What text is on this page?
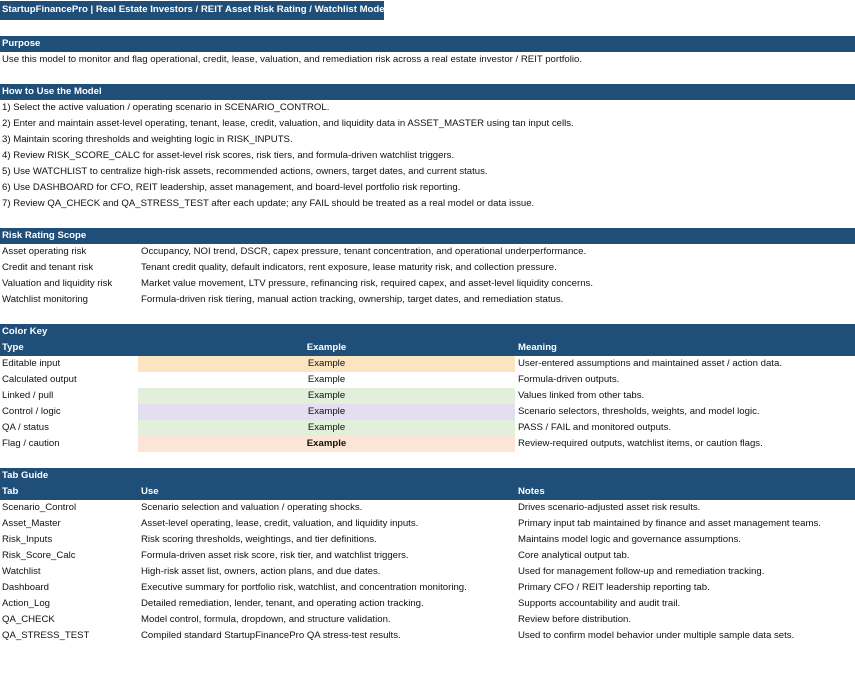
StartupFinancePro | Real Estate Investors / REIT Asset Risk Rating / Watchlist Model
Purpose
Use this model to monitor and flag operational, credit, lease, valuation, and remediation risk across a real estate investor / REIT portfolio.
How to Use the Model
1) Select the active valuation / operating scenario in SCENARIO_CONTROL.
2) Enter and maintain asset-level operating, tenant, lease, credit, valuation, and liquidity data in ASSET_MASTER using tan input cells.
3) Maintain scoring thresholds and weighting logic in RISK_INPUTS.
4) Review RISK_SCORE_CALC for asset-level risk scores, risk tiers, and formula-driven watchlist triggers.
5) Use WATCHLIST to centralize high-risk assets, recommended actions, owners, target dates, and current status.
6) Use DASHBOARD for CFO, REIT leadership, asset management, and board-level portfolio risk reporting.
7) Review QA_CHECK and QA_STRESS_TEST after each update; any FAIL should be treated as a real model or data issue.
Risk Rating Scope
Asset operating risk	Occupancy, NOI trend, DSCR, capex pressure, tenant concentration, and operational underperformance.
Credit and tenant risk	Tenant credit quality, default indicators, rent exposure, lease maturity risk, and collection pressure.
Valuation and liquidity risk	Market value movement, LTV pressure, refinancing risk, required capex, and asset-level liquidity concerns.
Watchlist monitoring	Formula-driven risk tiering, manual action tracking, ownership, target dates, and remediation status.
Color Key
Type	Example	Meaning
Editable input	Example	User-entered assumptions and maintained asset / action data.
Calculated output	Example	Formula-driven outputs.
Linked / pull	Example	Values linked from other tabs.
Control / logic	Example	Scenario selectors, thresholds, weights, and model logic.
QA / status	Example	PASS / FAIL and monitored outputs.
Flag / caution	Example	Review-required outputs, watchlist items, or caution flags.
Tab Guide
Tab	Use	Notes
Scenario_Control	Scenario selection and valuation / operating shocks.	Drives scenario-adjusted asset risk results.
Asset_Master	Asset-level operating, lease, credit, valuation, and liquidity inputs.	Primary input tab maintained by finance and asset management teams.
Risk_Inputs	Risk scoring thresholds, weightings, and tier definitions.	Maintains model logic and governance assumptions.
Risk_Score_Calc	Formula-driven asset risk score, risk tier, and watchlist triggers.	Core analytical output tab.
Watchlist	High-risk asset list, owners, action plans, and due dates.	Used for management follow-up and remediation tracking.
Dashboard	Executive summary for portfolio risk, watchlist, and concentration monitoring.	Primary CFO / REIT leadership reporting tab.
Action_Log	Detailed remediation, lender, tenant, and operating action tracking.	Supports accountability and audit trail.
QA_CHECK	Model control, formula, dropdown, and structure validation.	Review before distribution.
QA_STRESS_TEST	Compiled standard StartupFinancePro QA stress-test results.	Used to confirm model behavior under multiple sample data sets.
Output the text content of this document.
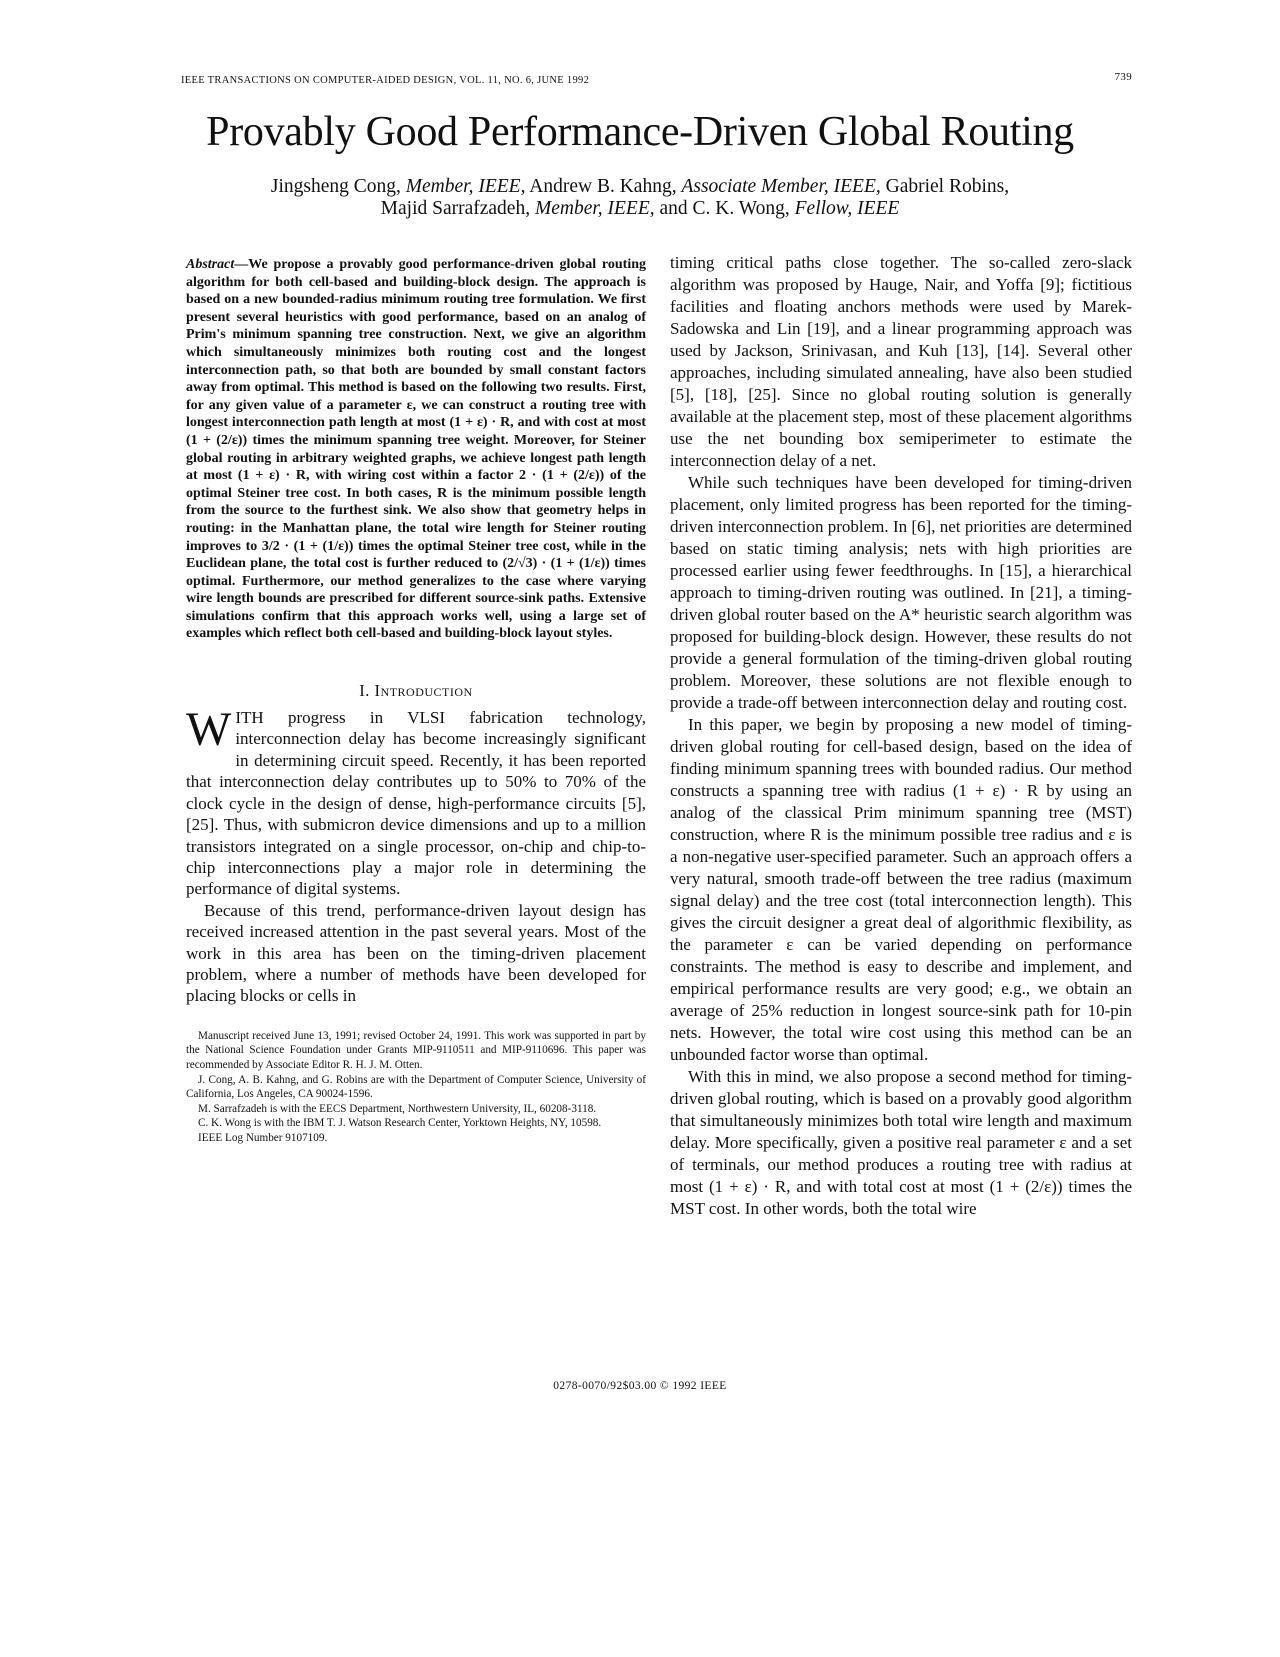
IEEE TRANSACTIONS ON COMPUTER-AIDED DESIGN, VOL. 11, NO. 6, JUNE 1992	739
Provably Good Performance-Driven Global Routing
Jingsheng Cong, Member, IEEE, Andrew B. Kahng, Associate Member, IEEE, Gabriel Robins,
Majid Sarrafzadeh, Member, IEEE, and C. K. Wong, Fellow, IEEE

Abstract—We propose a provably good performance-driven global routing algorithm for both cell-based and building-block design. The approach is based on a new bounded-radius minimum routing tree formulation. We first present several heuristics with good performance, based on an analog of Prim's minimum spanning tree construction. Next, we give an algorithm which simultaneously minimizes both routing cost and the longest interconnection path, so that both are bounded by small constant factors away from optimal. This method is based on the following two results. First, for any given value of a parameter ε, we can construct a routing tree with longest interconnection path length at most (1 + ε) · R, and with cost at most (1 + (2/ε)) times the minimum spanning tree weight. Moreover, for Steiner global routing in arbitrary weighted graphs, we achieve longest path length at most (1 + ε) · R, with wiring cost within a factor 2 · (1 + (2/ε)) of the optimal Steiner tree cost. In both cases, R is the minimum possible length from the source to the furthest sink. We also show that geometry helps in routing: in the Manhattan plane, the total wire length for Steiner routing improves to 3/2 · (1 + (1/ε)) times the optimal Steiner tree cost, while in the Euclidean plane, the total cost is further reduced to (2/√3) · (1 + (1/ε)) times optimal. Furthermore, our method generalizes to the case where varying wire length bounds are prescribed for different source-sink paths. Extensive simulations confirm that this approach works well, using a large set of examples which reflect both cell-based and building-block layout styles.

I. Introduction

WITH progress in VLSI fabrication technology, interconnection delay has become increasingly significant in determining circuit speed. Recently, it has been reported that interconnection delay contributes up to 50% to 70% of the clock cycle in the design of dense, high-performance circuits [5], [25]. Thus, with submicron device dimensions and up to a million transistors integrated on a single processor, on-chip and chip-to-chip interconnections play a major role in determining the performance of digital systems.

Because of this trend, performance-driven layout design has received increased attention in the past several years. Most of the work in this area has been on the timing-driven placement problem, where a number of methods have been developed for placing blocks or cells in

Manuscript received June 13, 1991; revised October 24, 1991. This work was supported in part by the National Science Foundation under Grants MIP-9110511 and MIP-9110696. This paper was recommended by Associate Editor R. H. J. M. Otten.

J. Cong, A. B. Kahng, and G. Robins are with the Department of Computer Science, University of California, Los Angeles, CA 90024-1596.

M. Sarrafzadeh is with the EECS Department, Northwestern University, IL, 60208-3118.

C. K. Wong is with the IBM T. J. Watson Research Center, Yorktown Heights, NY, 10598.

IEEE Log Number 9107109.

timing critical paths close together. The so-called zero-slack algorithm was proposed by Hauge, Nair, and Yoffa [9]; fictitious facilities and floating anchors methods were used by Marek-Sadowska and Lin [19], and a linear programming approach was used by Jackson, Srinivasan, and Kuh [13], [14]. Several other approaches, including simulated annealing, have also been studied [5], [18], [25]. Since no global routing solution is generally available at the placement step, most of these placement algorithms use the net bounding box semiperimeter to estimate the interconnection delay of a net.

While such techniques have been developed for timing-driven placement, only limited progress has been reported for the timing-driven interconnection problem. In [6], net priorities are determined based on static timing analysis; nets with high priorities are processed earlier using fewer feedthroughs. In [15], a hierarchical approach to timing-driven routing was outlined. In [21], a timing-driven global router based on the A* heuristic search algorithm was proposed for building-block design. However, these results do not provide a general formulation of the timing-driven global routing problem. Moreover, these solutions are not flexible enough to provide a trade-off between interconnection delay and routing cost.

In this paper, we begin by proposing a new model of timing-driven global routing for cell-based design, based on the idea of finding minimum spanning trees with bounded radius. Our method constructs a spanning tree with radius (1 + ε) · R by using an analog of the classical Prim minimum spanning tree (MST) construction, where R is the minimum possible tree radius and ε is a non-negative user-specified parameter. Such an approach offers a very natural, smooth trade-off between the tree radius (maximum signal delay) and the tree cost (total interconnection length). This gives the circuit designer a great deal of algorithmic flexibility, as the parameter ε can be varied depending on performance constraints. The method is easy to describe and implement, and empirical performance results are very good; e.g., we obtain an average of 25% reduction in longest source-sink path for 10-pin nets. However, the total wire cost using this method can be an unbounded factor worse than optimal.

With this in mind, we also propose a second method for timing-driven global routing, which is based on a provably good algorithm that simultaneously minimizes both total wire length and maximum delay. More specifically, given a positive real parameter ε and a set of terminals, our method produces a routing tree with radius at most (1 + ε) · R, and with total cost at most (1 + (2/ε)) times the MST cost. In other words, both the total wire

0278-0070/92$03.00 © 1992 IEEE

· · · · ·

### Task statement
Print the data word for word and omit the pictures.

### Problem solution
What text is on this page?
StartupFinancePro | Real Estate Investors / REIT Asset Risk Rating / Watchlist Model
Purpose
Use this model to monitor and flag operational, credit, lease, valuation, and remediation risk across a real estate investor / REIT portfolio.
How to Use the Model
1) Select the active valuation / operating scenario in SCENARIO_CONTROL.
2) Enter and maintain asset-level operating, tenant, lease, credit, valuation, and liquidity data in ASSET_MASTER using tan input cells.
3) Maintain scoring thresholds and weighting logic in RISK_INPUTS.
4) Review RISK_SCORE_CALC for asset-level risk scores, risk tiers, and formula-driven watchlist triggers.
5) Use WATCHLIST to centralize high-risk assets, recommended actions, owners, target dates, and current status.
6) Use DASHBOARD for CFO, REIT leadership, asset management, and board-level portfolio risk reporting.
7) Review QA_CHECK and QA_STRESS_TEST after each update; any FAIL should be treated as a real model or data issue.
Risk Rating Scope
Asset operating risk	Occupancy, NOI trend, DSCR, capex pressure, tenant concentration, and operational underperformance.
Credit and tenant risk	Tenant credit quality, default indicators, rent exposure, lease maturity risk, and collection pressure.
Valuation and liquidity risk	Market value movement, LTV pressure, refinancing risk, required capex, and asset-level liquidity concerns.
Watchlist monitoring	Formula-driven risk tiering, manual action tracking, ownership, target dates, and remediation status.
Color Key
Type	Example	Meaning
Editable input	Example	User-entered assumptions and maintained asset / action data.
Calculated output	Example	Formula-driven outputs.
Linked / pull	Example	Values linked from other tabs.
Control / logic	Example	Scenario selectors, thresholds, weights, and model logic.
QA / status	Example	PASS / FAIL and monitored outputs.
Flag / caution	Example	Review-required outputs, watchlist items, or caution flags.
Tab Guide
Tab	Use	Notes
Scenario_Control	Scenario selection and valuation / operating shocks.	Drives scenario-adjusted asset risk results.
Asset_Master	Asset-level operating, lease, credit, valuation, and liquidity inputs.	Primary input tab maintained by finance and asset management teams.
Risk_Inputs	Risk scoring thresholds, weightings, and tier definitions.	Maintains model logic and governance assumptions.
Risk_Score_Calc	Formula-driven asset risk score, risk tier, and watchlist triggers.	Core analytical output tab.
Watchlist	High-risk asset list, owners, action plans, and due dates.	Used for management follow-up and remediation tracking.
Dashboard	Executive summary for portfolio risk, watchlist, and concentration monitoring.	Primary CFO / REIT leadership reporting tab.
Action_Log	Detailed remediation, lender, tenant, and operating action tracking.	Supports accountability and audit trail.
QA_CHECK	Model control, formula, dropdown, and structure validation.	Review before distribution.
QA_STRESS_TEST	Compiled standard StartupFinancePro QA stress-test results.	Used to confirm model behavior under multiple sample data sets.
Output the text content of this document.
IEEE TRANSACTIONS ON COMPUTER-AIDED DESIGN, VOL. 11, NO. 6, JUNE 1992	739
Provably Good Performance-Driven Global Routing
Jingsheng Cong, Member, IEEE, Andrew B. Kahng, Associate Member, IEEE, Gabriel Robins,
Majid Sarrafzadeh, Member, IEEE, and C. K. Wong, Fellow, IEEE

Abstract—We propose a provably good performance-driven global routing algorithm for both cell-based and building-block design. The approach is based on a new bounded-radius minimum routing tree formulation. We first present several heuristics with good performance, based on an analog of Prim's minimum spanning tree construction. Next, we give an algorithm which simultaneously minimizes both routing cost and the longest interconnection path, so that both are bounded by small constant factors away from optimal. This method is based on the following two results. First, for any given value of a parameter ε, we can construct a routing tree with longest interconnection path length at most (1 + ε) · R, and with cost at most (1 + (2/ε)) times the minimum spanning tree weight. Moreover, for Steiner global routing in arbitrary weighted graphs, we achieve longest path length at most (1 + ε) · R, with wiring cost within a factor 2 · (1 + (2/ε)) of the optimal Steiner tree cost. In both cases, R is the minimum possible length from the source to the furthest sink. We also show that geometry helps in routing: in the Manhattan plane, the total wire length for Steiner routing improves to 3/2 · (1 + (1/ε)) times the optimal Steiner tree cost, while in the Euclidean plane, the total cost is further reduced to (2/√3) · (1 + (1/ε)) times optimal. Furthermore, our method generalizes to the case where varying wire length bounds are prescribed for different source-sink paths. Extensive simulations confirm that this approach works well, using a large set of examples which reflect both cell-based and building-block layout styles.

I. Introduction

WITH progress in VLSI fabrication technology, interconnection delay has become increasingly significant in determining circuit speed. Recently, it has been reported that interconnection delay contributes up to 50% to 70% of the clock cycle in the design of dense, high-performance circuits [5], [25]. Thus, with submicron device dimensions and up to a million transistors integrated on a single processor, on-chip and chip-to-chip interconnections play a major role in determining the performance of digital systems.

Because of this trend, performance-driven layout design has received increased attention in the past several years. Most of the work in this area has been on the timing-driven placement problem, where a number of methods have been developed for placing blocks or cells in

Manuscript received June 13, 1991; revised October 24, 1991. This work was supported in part by the National Science Foundation under Grants MIP-9110511 and MIP-9110696. This paper was recommended by Associate Editor R. H. J. M. Otten.

J. Cong, A. B. Kahng, and G. Robins are with the Department of Computer Science, University of California, Los Angeles, CA 90024-1596.

M. Sarrafzadeh is with the EECS Department, Northwestern University, IL, 60208-3118.

C. K. Wong is with the IBM T. J. Watson Research Center, Yorktown Heights, NY, 10598.

IEEE Log Number 9107109.

timing critical paths close together. The so-called zero-slack algorithm was proposed by Hauge, Nair, and Yoffa [9]; fictitious facilities and floating anchors methods were used by Marek-Sadowska and Lin [19], and a linear programming approach was used by Jackson, Srinivasan, and Kuh [13], [14]. Several other approaches, including simulated annealing, have also been studied [5], [18], [25]. Since no global routing solution is generally available at the placement step, most of these placement algorithms use the net bounding box semiperimeter to estimate the interconnection delay of a net.

While such techniques have been developed for timing-driven placement, only limited progress has been reported for the timing-driven interconnection problem. In [6], net priorities are determined based on static timing analysis; nets with high priorities are processed earlier using fewer feedthroughs. In [15], a hierarchical approach to timing-driven routing was outlined. In [21], a timing-driven global router based on the A* heuristic search algorithm was proposed for building-block design. However, these results do not provide a general formulation of the timing-driven global routing problem. Moreover, these solutions are not flexible enough to provide a trade-off between interconnection delay and routing cost.

In this paper, we begin by proposing a new model of timing-driven global routing for cell-based design, based on the idea of finding minimum spanning trees with bounded radius. Our method constructs a spanning tree with radius (1 + ε) · R by using an analog of the classical Prim minimum spanning tree (MST) construction, where R is the minimum possible tree radius and ε is a non-negative user-specified parameter. Such an approach offers a very natural, smooth trade-off between the tree radius (maximum signal delay) and the tree cost (total interconnection length). This gives the circuit designer a great deal of algorithmic flexibility, as the parameter ε can be varied depending on performance constraints. The method is easy to describe and implement, and empirical performance results are very good; e.g., we obtain an average of 25% reduction in longest source-sink path for 10-pin nets. However, the total wire cost using this method can be an unbounded factor worse than optimal.

With this in mind, we also propose a second method for timing-driven global routing, which is based on a provably good algorithm that simultaneously minimizes both total wire length and maximum delay. More specifically, given a positive real parameter ε and a set of terminals, our method produces a routing tree with radius at most (1 + ε) · R, and with total cost at most (1 + (2/ε)) times the MST cost. In other words, both the total wire

0278-0070/92$03.00 © 1992 IEEE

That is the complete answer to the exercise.